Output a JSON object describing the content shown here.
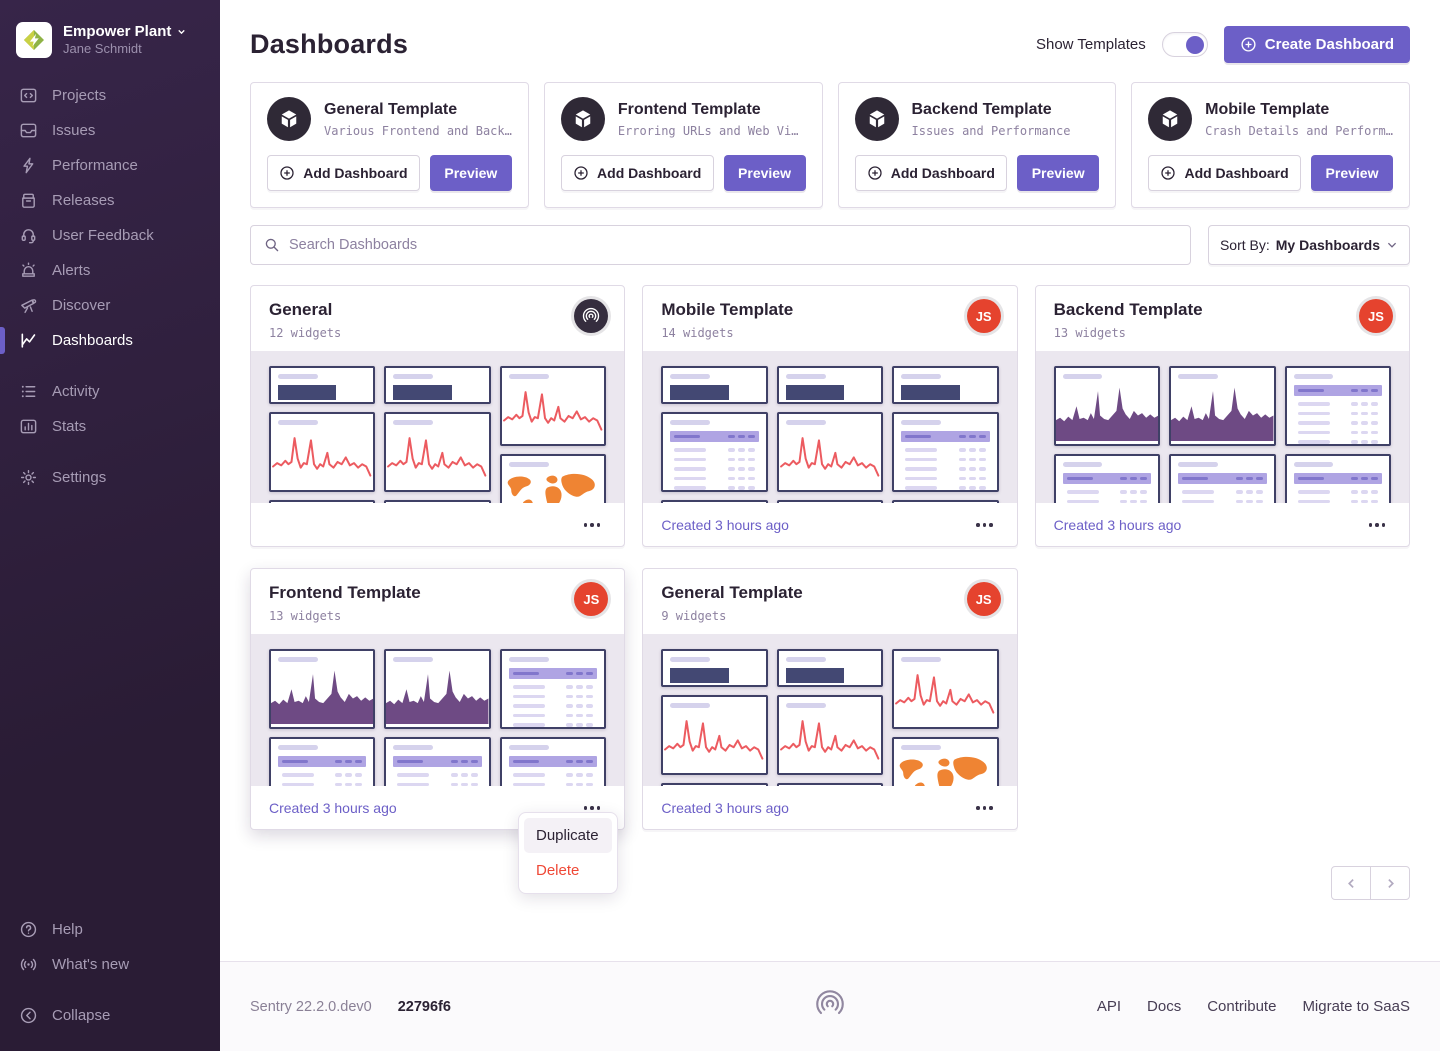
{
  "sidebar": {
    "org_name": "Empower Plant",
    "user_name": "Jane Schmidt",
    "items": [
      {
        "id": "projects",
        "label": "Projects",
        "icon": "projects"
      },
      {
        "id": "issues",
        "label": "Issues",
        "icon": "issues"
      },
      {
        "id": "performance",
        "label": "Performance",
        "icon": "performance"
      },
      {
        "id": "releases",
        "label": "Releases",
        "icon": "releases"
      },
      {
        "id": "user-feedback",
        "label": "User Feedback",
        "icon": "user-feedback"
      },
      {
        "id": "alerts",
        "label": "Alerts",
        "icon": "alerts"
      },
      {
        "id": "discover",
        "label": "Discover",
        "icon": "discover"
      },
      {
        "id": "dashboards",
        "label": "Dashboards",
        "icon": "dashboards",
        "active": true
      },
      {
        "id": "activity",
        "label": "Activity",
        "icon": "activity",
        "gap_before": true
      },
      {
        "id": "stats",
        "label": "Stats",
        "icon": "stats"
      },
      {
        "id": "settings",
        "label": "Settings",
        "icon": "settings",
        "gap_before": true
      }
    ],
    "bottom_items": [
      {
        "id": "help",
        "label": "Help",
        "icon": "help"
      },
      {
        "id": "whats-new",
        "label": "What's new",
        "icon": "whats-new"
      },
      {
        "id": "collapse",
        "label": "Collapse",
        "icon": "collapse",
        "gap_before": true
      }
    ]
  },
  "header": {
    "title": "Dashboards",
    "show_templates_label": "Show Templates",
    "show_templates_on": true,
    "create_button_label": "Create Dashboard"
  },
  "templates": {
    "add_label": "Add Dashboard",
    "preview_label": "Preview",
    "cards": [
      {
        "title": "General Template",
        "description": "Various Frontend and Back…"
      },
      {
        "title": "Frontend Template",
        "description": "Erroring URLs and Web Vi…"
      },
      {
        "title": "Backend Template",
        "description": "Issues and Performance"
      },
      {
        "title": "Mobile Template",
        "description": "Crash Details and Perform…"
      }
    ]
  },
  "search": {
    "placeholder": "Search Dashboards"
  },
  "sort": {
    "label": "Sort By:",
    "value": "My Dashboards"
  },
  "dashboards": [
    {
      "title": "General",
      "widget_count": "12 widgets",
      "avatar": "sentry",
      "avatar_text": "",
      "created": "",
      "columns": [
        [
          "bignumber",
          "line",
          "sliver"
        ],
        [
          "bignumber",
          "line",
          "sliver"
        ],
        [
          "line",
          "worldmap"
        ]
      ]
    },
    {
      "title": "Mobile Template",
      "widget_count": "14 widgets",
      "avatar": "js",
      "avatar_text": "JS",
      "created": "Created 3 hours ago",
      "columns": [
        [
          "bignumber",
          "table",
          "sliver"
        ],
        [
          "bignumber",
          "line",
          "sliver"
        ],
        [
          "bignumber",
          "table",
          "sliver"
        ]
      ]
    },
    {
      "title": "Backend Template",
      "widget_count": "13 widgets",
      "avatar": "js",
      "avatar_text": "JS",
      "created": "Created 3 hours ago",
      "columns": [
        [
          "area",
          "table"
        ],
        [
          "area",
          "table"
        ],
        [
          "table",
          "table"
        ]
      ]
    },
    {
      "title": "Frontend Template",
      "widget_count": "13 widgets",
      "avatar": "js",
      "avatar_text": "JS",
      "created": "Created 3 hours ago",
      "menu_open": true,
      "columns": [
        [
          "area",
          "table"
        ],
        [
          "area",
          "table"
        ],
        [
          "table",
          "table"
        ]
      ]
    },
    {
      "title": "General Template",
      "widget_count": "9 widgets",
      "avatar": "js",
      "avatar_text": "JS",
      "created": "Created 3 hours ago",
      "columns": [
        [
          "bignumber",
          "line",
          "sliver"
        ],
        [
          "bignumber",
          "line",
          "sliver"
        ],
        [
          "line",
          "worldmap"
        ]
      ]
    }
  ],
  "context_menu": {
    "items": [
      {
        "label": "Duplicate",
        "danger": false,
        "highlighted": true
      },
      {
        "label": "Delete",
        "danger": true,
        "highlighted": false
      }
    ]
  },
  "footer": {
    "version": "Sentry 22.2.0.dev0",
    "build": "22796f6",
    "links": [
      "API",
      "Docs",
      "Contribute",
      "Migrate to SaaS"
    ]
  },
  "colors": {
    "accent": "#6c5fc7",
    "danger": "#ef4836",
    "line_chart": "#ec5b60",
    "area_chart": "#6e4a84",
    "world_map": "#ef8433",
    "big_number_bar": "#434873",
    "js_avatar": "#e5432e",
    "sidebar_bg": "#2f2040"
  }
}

Goal. Without the pictures, output the full listing exactly as it stands.

Completed task.
Output a JSON object describing the content shown here.
{
  "sidebar": {
    "org_name": "Empower Plant",
    "user_name": "Jane Schmidt",
    "items": [
      {
        "id": "projects",
        "label": "Projects",
        "icon": "projects"
      },
      {
        "id": "issues",
        "label": "Issues",
        "icon": "issues"
      },
      {
        "id": "performance",
        "label": "Performance",
        "icon": "performance"
      },
      {
        "id": "releases",
        "label": "Releases",
        "icon": "releases"
      },
      {
        "id": "user-feedback",
        "label": "User Feedback",
        "icon": "user-feedback"
      },
      {
        "id": "alerts",
        "label": "Alerts",
        "icon": "alerts"
      },
      {
        "id": "discover",
        "label": "Discover",
        "icon": "discover"
      },
      {
        "id": "dashboards",
        "label": "Dashboards",
        "icon": "dashboards",
        "active": true
      },
      {
        "id": "activity",
        "label": "Activity",
        "icon": "activity",
        "gap_before": true
      },
      {
        "id": "stats",
        "label": "Stats",
        "icon": "stats"
      },
      {
        "id": "settings",
        "label": "Settings",
        "icon": "settings",
        "gap_before": true
      }
    ],
    "bottom_items": [
      {
        "id": "help",
        "label": "Help",
        "icon": "help"
      },
      {
        "id": "whats-new",
        "label": "What's new",
        "icon": "whats-new"
      },
      {
        "id": "collapse",
        "label": "Collapse",
        "icon": "collapse",
        "gap_before": true
      }
    ]
  },
  "header": {
    "title": "Dashboards",
    "show_templates_label": "Show Templates",
    "show_templates_on": true,
    "create_button_label": "Create Dashboard"
  },
  "templates": {
    "add_label": "Add Dashboard",
    "preview_label": "Preview",
    "cards": [
      {
        "title": "General Template",
        "description": "Various Frontend and Back…"
      },
      {
        "title": "Frontend Template",
        "description": "Erroring URLs and Web Vi…"
      },
      {
        "title": "Backend Template",
        "description": "Issues and Performance"
      },
      {
        "title": "Mobile Template",
        "description": "Crash Details and Perform…"
      }
    ]
  },
  "search": {
    "placeholder": "Search Dashboards"
  },
  "sort": {
    "label": "Sort By:",
    "value": "My Dashboards"
  },
  "dashboards": [
    {
      "title": "General",
      "widget_count": "12 widgets",
      "avatar": "sentry",
      "avatar_text": "",
      "created": "",
      "columns": [
        [
          "bignumber",
          "line",
          "sliver"
        ],
        [
          "bignumber",
          "line",
          "sliver"
        ],
        [
          "line",
          "worldmap"
        ]
      ]
    },
    {
      "title": "Mobile Template",
      "widget_count": "14 widgets",
      "avatar": "js",
      "avatar_text": "JS",
      "created": "Created 3 hours ago",
      "columns": [
        [
          "bignumber",
          "table",
          "sliver"
        ],
        [
          "bignumber",
          "line",
          "sliver"
        ],
        [
          "bignumber",
          "table",
          "sliver"
        ]
      ]
    },
    {
      "title": "Backend Template",
      "widget_count": "13 widgets",
      "avatar": "js",
      "avatar_text": "JS",
      "created": "Created 3 hours ago",
      "columns": [
        [
          "area",
          "table"
        ],
        [
          "area",
          "table"
        ],
        [
          "table",
          "table"
        ]
      ]
    },
    {
      "title": "Frontend Template",
      "widget_count": "13 widgets",
      "avatar": "js",
      "avatar_text": "JS",
      "created": "Created 3 hours ago",
      "menu_open": true,
      "columns": [
        [
          "area",
          "table"
        ],
        [
          "area",
          "table"
        ],
        [
          "table",
          "table"
        ]
      ]
    },
    {
      "title": "General Template",
      "widget_count": "9 widgets",
      "avatar": "js",
      "avatar_text": "JS",
      "created": "Created 3 hours ago",
      "columns": [
        [
          "bignumber",
          "line",
          "sliver"
        ],
        [
          "bignumber",
          "line",
          "sliver"
        ],
        [
          "line",
          "worldmap"
        ]
      ]
    }
  ],
  "context_menu": {
    "items": [
      {
        "label": "Duplicate",
        "danger": false,
        "highlighted": true
      },
      {
        "label": "Delete",
        "danger": true,
        "highlighted": false
      }
    ]
  },
  "footer": {
    "version": "Sentry 22.2.0.dev0",
    "build": "22796f6",
    "links": [
      "API",
      "Docs",
      "Contribute",
      "Migrate to SaaS"
    ]
  },
  "colors": {
    "accent": "#6c5fc7",
    "danger": "#ef4836",
    "line_chart": "#ec5b60",
    "area_chart": "#6e4a84",
    "world_map": "#ef8433",
    "big_number_bar": "#434873",
    "js_avatar": "#e5432e",
    "sidebar_bg": "#2f2040"
  }
}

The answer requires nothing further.